### WHAT NEEDS TO BE DONE
Can you find the lines of the listing that include "работ" and copy every one?

[Records from a dataset]
══════
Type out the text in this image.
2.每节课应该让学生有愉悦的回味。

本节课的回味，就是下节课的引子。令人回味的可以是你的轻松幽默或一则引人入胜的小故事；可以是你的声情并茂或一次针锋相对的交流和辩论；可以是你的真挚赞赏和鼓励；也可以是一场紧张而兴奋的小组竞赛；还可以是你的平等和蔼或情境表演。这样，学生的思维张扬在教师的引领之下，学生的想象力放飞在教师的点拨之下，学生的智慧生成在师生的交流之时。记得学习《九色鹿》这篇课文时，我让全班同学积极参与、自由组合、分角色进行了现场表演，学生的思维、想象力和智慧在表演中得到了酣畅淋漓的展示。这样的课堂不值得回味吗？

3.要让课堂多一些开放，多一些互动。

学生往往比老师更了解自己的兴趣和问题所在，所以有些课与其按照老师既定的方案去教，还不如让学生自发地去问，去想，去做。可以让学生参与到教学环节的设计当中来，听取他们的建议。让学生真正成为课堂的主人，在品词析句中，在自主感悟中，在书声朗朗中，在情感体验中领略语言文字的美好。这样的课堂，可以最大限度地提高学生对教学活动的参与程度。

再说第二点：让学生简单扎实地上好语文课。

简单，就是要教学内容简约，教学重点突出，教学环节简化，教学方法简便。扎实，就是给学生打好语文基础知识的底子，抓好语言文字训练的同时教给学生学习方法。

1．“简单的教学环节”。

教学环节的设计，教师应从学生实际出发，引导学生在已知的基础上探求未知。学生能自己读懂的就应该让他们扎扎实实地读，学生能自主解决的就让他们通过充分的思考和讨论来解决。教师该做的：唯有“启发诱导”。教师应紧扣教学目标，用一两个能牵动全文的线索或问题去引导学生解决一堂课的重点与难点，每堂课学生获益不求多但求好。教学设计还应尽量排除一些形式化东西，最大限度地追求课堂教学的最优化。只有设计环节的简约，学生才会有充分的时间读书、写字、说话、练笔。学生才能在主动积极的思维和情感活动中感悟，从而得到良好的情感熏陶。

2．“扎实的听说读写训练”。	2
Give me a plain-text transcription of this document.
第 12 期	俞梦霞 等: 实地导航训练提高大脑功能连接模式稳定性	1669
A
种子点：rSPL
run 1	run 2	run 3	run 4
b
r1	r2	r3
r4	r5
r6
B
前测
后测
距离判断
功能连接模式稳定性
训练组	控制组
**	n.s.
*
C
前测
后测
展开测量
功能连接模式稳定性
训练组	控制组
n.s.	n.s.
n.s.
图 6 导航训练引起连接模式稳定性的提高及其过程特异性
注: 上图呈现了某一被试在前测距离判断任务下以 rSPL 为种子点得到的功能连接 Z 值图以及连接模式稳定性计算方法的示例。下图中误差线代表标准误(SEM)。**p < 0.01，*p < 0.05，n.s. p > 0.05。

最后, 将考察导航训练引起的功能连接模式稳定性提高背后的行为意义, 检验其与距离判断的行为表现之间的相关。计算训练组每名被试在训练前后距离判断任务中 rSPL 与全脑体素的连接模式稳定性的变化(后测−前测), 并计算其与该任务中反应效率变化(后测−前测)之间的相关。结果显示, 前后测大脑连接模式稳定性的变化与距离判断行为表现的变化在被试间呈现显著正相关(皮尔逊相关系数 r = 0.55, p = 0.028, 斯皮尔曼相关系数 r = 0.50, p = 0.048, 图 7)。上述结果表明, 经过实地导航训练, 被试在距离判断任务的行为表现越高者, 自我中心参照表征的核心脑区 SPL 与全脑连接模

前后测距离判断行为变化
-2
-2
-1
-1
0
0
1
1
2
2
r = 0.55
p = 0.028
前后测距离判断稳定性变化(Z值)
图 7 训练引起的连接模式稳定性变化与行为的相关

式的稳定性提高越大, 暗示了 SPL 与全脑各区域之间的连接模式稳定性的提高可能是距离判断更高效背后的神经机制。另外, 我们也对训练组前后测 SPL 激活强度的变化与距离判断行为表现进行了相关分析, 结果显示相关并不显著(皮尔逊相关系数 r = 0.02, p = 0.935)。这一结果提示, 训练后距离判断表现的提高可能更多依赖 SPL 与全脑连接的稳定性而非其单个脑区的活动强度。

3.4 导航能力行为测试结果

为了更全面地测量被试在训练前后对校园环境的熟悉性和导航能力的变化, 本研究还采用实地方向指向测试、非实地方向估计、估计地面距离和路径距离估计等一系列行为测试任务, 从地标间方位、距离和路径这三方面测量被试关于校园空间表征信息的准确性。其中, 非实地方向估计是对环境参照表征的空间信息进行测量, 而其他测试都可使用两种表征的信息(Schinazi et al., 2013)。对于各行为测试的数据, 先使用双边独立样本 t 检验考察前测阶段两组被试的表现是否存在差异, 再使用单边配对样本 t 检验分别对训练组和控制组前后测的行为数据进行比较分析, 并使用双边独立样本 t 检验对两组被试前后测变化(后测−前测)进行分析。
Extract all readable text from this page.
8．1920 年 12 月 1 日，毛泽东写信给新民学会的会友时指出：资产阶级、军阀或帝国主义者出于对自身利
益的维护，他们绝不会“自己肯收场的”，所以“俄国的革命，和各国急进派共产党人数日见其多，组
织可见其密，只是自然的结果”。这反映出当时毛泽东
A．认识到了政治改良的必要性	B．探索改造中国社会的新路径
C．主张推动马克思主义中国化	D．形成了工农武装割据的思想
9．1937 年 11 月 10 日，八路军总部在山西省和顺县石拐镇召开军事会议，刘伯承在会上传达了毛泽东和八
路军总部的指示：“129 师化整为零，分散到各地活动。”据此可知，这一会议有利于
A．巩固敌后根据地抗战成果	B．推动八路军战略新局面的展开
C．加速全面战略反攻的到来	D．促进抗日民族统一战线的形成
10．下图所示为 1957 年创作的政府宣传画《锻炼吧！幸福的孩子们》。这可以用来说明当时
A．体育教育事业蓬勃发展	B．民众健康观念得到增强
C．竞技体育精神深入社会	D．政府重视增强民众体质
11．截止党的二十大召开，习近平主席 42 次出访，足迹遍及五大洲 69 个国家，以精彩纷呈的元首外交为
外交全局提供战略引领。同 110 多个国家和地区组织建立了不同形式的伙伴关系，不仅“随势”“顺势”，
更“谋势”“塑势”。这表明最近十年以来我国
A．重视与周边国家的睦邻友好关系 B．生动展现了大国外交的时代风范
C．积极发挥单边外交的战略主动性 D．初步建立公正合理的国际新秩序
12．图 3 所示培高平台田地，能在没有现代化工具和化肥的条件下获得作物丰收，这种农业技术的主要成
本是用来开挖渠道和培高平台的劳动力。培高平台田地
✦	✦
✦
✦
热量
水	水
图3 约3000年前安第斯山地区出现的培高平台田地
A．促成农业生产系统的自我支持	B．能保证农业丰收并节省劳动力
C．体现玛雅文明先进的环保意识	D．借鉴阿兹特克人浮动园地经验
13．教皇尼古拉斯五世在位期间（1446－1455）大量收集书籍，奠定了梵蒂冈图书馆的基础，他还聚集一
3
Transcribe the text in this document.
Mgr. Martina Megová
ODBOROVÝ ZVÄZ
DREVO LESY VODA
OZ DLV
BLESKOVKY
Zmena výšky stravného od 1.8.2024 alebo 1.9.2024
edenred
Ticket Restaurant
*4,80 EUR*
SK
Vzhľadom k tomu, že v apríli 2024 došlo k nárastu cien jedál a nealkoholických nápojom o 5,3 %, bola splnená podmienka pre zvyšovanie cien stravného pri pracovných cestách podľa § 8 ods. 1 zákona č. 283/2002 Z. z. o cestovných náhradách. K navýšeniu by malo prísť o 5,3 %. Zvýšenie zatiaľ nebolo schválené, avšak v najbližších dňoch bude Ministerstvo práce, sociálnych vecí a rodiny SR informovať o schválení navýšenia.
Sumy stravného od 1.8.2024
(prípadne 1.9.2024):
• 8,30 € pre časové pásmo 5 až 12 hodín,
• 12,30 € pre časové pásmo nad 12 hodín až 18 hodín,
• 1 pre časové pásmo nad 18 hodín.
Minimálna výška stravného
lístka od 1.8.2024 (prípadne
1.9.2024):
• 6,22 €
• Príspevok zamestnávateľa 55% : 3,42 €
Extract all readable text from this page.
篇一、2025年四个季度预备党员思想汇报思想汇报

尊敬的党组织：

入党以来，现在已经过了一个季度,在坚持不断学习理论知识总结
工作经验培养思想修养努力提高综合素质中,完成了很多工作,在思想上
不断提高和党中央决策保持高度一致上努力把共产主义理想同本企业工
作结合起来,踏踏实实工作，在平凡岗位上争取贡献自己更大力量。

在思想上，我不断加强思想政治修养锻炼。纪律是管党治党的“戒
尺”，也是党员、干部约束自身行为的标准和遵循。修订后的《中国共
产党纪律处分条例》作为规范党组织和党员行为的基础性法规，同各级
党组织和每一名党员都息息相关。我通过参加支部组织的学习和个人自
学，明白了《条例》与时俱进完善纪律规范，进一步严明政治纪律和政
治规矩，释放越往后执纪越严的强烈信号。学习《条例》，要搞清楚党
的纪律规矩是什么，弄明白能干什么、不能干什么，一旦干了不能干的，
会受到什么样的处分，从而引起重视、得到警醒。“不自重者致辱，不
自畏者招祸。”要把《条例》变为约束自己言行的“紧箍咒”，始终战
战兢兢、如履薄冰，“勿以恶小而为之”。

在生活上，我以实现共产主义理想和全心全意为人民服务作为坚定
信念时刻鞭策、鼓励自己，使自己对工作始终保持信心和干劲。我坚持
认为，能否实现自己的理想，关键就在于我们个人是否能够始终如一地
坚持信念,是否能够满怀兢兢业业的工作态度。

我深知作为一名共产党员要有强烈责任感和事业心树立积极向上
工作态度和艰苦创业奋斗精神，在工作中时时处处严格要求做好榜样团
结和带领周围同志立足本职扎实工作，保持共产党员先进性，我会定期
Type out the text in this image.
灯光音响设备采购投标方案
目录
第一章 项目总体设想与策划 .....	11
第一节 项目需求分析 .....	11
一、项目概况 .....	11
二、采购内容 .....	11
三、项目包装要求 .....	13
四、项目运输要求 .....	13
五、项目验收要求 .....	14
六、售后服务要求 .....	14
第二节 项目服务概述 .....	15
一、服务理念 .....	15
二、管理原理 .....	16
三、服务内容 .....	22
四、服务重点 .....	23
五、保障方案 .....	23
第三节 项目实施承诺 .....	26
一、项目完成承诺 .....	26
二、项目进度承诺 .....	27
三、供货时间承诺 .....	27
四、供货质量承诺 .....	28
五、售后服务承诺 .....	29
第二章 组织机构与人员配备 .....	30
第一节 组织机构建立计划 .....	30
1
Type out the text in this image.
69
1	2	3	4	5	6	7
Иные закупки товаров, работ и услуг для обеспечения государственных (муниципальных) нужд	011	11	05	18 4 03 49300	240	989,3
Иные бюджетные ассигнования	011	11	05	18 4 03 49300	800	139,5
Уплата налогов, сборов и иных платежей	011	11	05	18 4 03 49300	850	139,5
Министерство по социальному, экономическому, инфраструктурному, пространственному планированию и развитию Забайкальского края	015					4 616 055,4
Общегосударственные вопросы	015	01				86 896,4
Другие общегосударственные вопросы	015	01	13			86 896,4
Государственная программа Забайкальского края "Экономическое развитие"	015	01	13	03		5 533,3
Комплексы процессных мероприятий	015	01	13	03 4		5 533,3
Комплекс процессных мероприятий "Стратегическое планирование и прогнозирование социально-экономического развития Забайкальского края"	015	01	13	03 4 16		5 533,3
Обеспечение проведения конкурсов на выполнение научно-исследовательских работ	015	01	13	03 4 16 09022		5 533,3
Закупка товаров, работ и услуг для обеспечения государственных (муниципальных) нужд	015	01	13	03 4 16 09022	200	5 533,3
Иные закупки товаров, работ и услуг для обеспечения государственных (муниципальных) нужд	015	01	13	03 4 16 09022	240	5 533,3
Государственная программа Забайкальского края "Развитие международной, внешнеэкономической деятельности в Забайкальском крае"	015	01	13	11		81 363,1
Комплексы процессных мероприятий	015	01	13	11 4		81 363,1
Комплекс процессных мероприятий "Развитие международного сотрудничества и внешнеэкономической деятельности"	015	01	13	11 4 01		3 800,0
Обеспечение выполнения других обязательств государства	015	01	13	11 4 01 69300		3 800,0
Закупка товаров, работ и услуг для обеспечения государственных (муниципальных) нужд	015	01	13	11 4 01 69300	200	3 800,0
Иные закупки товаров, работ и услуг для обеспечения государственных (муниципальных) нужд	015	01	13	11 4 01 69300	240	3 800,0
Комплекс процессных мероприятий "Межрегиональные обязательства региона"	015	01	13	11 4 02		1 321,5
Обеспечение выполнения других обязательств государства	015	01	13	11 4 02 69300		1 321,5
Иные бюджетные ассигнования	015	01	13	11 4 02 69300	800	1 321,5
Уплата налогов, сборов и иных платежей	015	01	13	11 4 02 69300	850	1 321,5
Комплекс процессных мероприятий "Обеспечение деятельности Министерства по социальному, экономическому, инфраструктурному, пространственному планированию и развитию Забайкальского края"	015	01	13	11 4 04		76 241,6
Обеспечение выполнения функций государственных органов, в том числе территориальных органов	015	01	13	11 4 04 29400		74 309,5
══════
### ANSWER TO THIS EXERCISE
Иные закупки товаров, работ и услуг для обеспечения государственных (муниципальных) нужд	011	11	05	18 4 03 49300	240	989,3
Обеспечение проведения конкурсов на выполнение научно-исследовательских работ	015	01	13	03 4 16 09022		5 533,3
Закупка товаров, работ и услуг для обеспечения государственных (муниципальных) нужд	015	01	13	03 4 16 09022	200	5 533,3
Иные закупки товаров, работ и услуг для обеспечения государственных (муниципальных) нужд	015	01	13	03 4 16 09022	240	5 533,3
Закупка товаров, работ и услуг для обеспечения государственных (муниципальных) нужд	015	01	13	11 4 01 69300	200	3 800,0
Иные закупки товаров, работ и услуг для обеспечения государственных (муниципальных) нужд	015	01	13	11 4 01 69300	240	3 800,0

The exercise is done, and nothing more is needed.